#### Records to process:
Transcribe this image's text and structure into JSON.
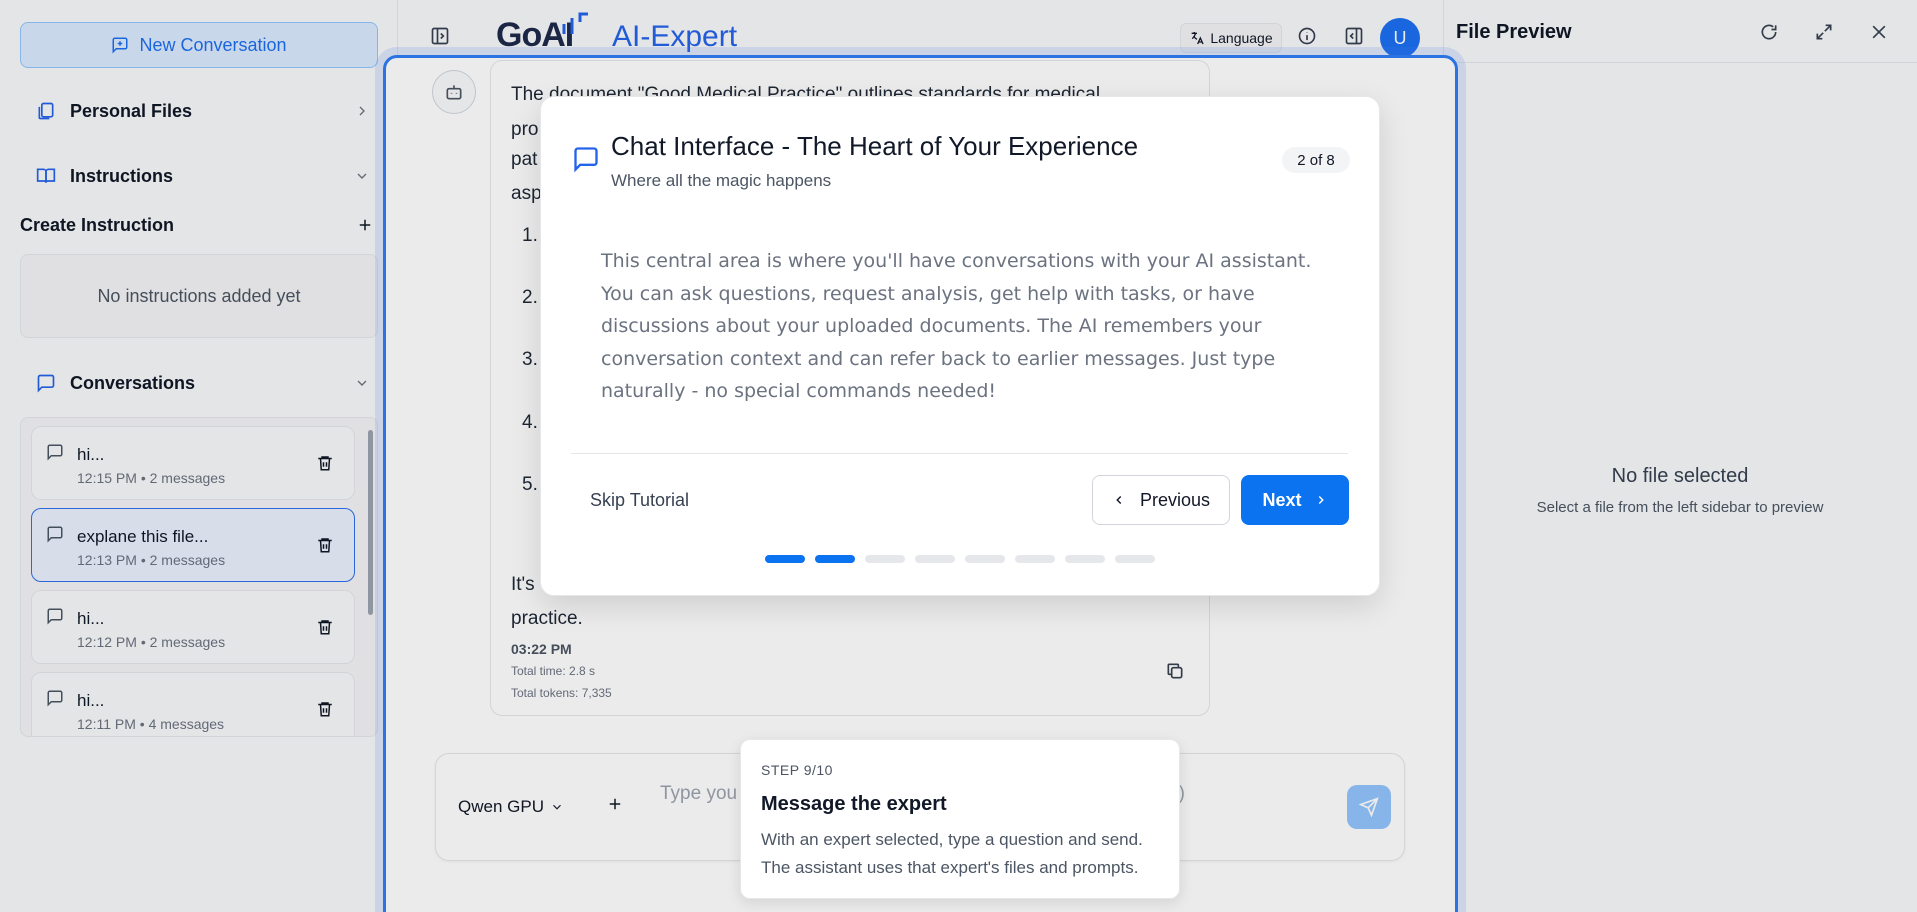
{
  "sidebar": {
    "new_conversation_label": "New Conversation",
    "personal_files_label": "Personal Files",
    "instructions_label": "Instructions",
    "create_instruction_label": "Create Instruction",
    "no_instructions_text": "No instructions added yet",
    "conversations_label": "Conversations",
    "conversations": [
      {
        "title": "hi...",
        "meta": "12:15 PM • 2 messages"
      },
      {
        "title": "explane this file...",
        "meta": "12:13 PM • 2 messages",
        "active": true
      },
      {
        "title": "hi...",
        "meta": "12:12 PM • 2 messages"
      },
      {
        "title": "hi...",
        "meta": "12:11 PM • 4 messages"
      }
    ]
  },
  "header": {
    "logo_text": "GoAI",
    "app_title": "AI-Expert",
    "language_label": "Language",
    "avatar_initial": "U"
  },
  "chat": {
    "message_lines": [
      "The document \"Good Medical Practice\" outlines standards for medical",
      "pro",
      "pat",
      "asp"
    ],
    "list_numbers": [
      "1.",
      "2.",
      "3.",
      "4.",
      "5."
    ],
    "closing_line_1": "It's",
    "closing_line_2": "practice.",
    "time": "03:22 PM",
    "total_time": "Total time: 2.8 s",
    "total_tokens": "Total tokens: 7,335"
  },
  "input": {
    "model_label": "Qwen GPU",
    "placeholder_start": "Type you",
    "placeholder_end": "e)"
  },
  "file_preview": {
    "title": "File Preview",
    "empty_title": "No file selected",
    "empty_subtitle": "Select a file from the left sidebar to preview"
  },
  "tutorial": {
    "title": "Chat Interface - The Heart of Your Experience",
    "subtitle": "Where all the magic happens",
    "badge": "2 of 8",
    "body": "This central area is where you'll have conversations with your AI assistant. You can ask questions, request analysis, get help with tasks, or have discussions about your uploaded documents. The AI remembers your conversation context and can refer back to earlier messages. Just type naturally - no special commands needed!",
    "skip_label": "Skip Tutorial",
    "previous_label": "Previous",
    "next_label": "Next",
    "total_steps": 8,
    "current_step": 2
  },
  "step_popover": {
    "step_label": "STEP 9/10",
    "title": "Message the expert",
    "description": "With an expert selected, type a question and send. The assistant uses that expert's files and prompts."
  },
  "colors": {
    "accent": "#0b72f0",
    "brand_blue": "#2563eb"
  }
}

#### Required task:
Set every line down exactly as written, leaving each picture out.

#### Solution below:
Transcribe this image's text and structure into JSON.
{
  "sidebar": {
    "new_conversation_label": "New Conversation",
    "personal_files_label": "Personal Files",
    "instructions_label": "Instructions",
    "create_instruction_label": "Create Instruction",
    "no_instructions_text": "No instructions added yet",
    "conversations_label": "Conversations",
    "conversations": [
      {
        "title": "hi...",
        "meta": "12:15 PM • 2 messages"
      },
      {
        "title": "explane this file...",
        "meta": "12:13 PM • 2 messages",
        "active": true
      },
      {
        "title": "hi...",
        "meta": "12:12 PM • 2 messages"
      },
      {
        "title": "hi...",
        "meta": "12:11 PM • 4 messages"
      }
    ]
  },
  "header": {
    "logo_text": "GoAI",
    "app_title": "AI-Expert",
    "language_label": "Language",
    "avatar_initial": "U"
  },
  "chat": {
    "message_lines": [
      "The document \"Good Medical Practice\" outlines standards for medical",
      "pro",
      "pat",
      "asp"
    ],
    "list_numbers": [
      "1.",
      "2.",
      "3.",
      "4.",
      "5."
    ],
    "closing_line_1": "It's",
    "closing_line_2": "practice.",
    "time": "03:22 PM",
    "total_time": "Total time: 2.8 s",
    "total_tokens": "Total tokens: 7,335"
  },
  "input": {
    "model_label": "Qwen GPU",
    "placeholder_start": "Type you",
    "placeholder_end": "e)"
  },
  "file_preview": {
    "title": "File Preview",
    "empty_title": "No file selected",
    "empty_subtitle": "Select a file from the left sidebar to preview"
  },
  "tutorial": {
    "title": "Chat Interface - The Heart of Your Experience",
    "subtitle": "Where all the magic happens",
    "badge": "2 of 8",
    "body": "This central area is where you'll have conversations with your AI assistant. You can ask questions, request analysis, get help with tasks, or have discussions about your uploaded documents. The AI remembers your conversation context and can refer back to earlier messages. Just type naturally - no special commands needed!",
    "skip_label": "Skip Tutorial",
    "previous_label": "Previous",
    "next_label": "Next",
    "total_steps": 8,
    "current_step": 2
  },
  "step_popover": {
    "step_label": "STEP 9/10",
    "title": "Message the expert",
    "description": "With an expert selected, type a question and send. The assistant uses that expert's files and prompts."
  },
  "colors": {
    "accent": "#0b72f0",
    "brand_blue": "#2563eb"
  }
}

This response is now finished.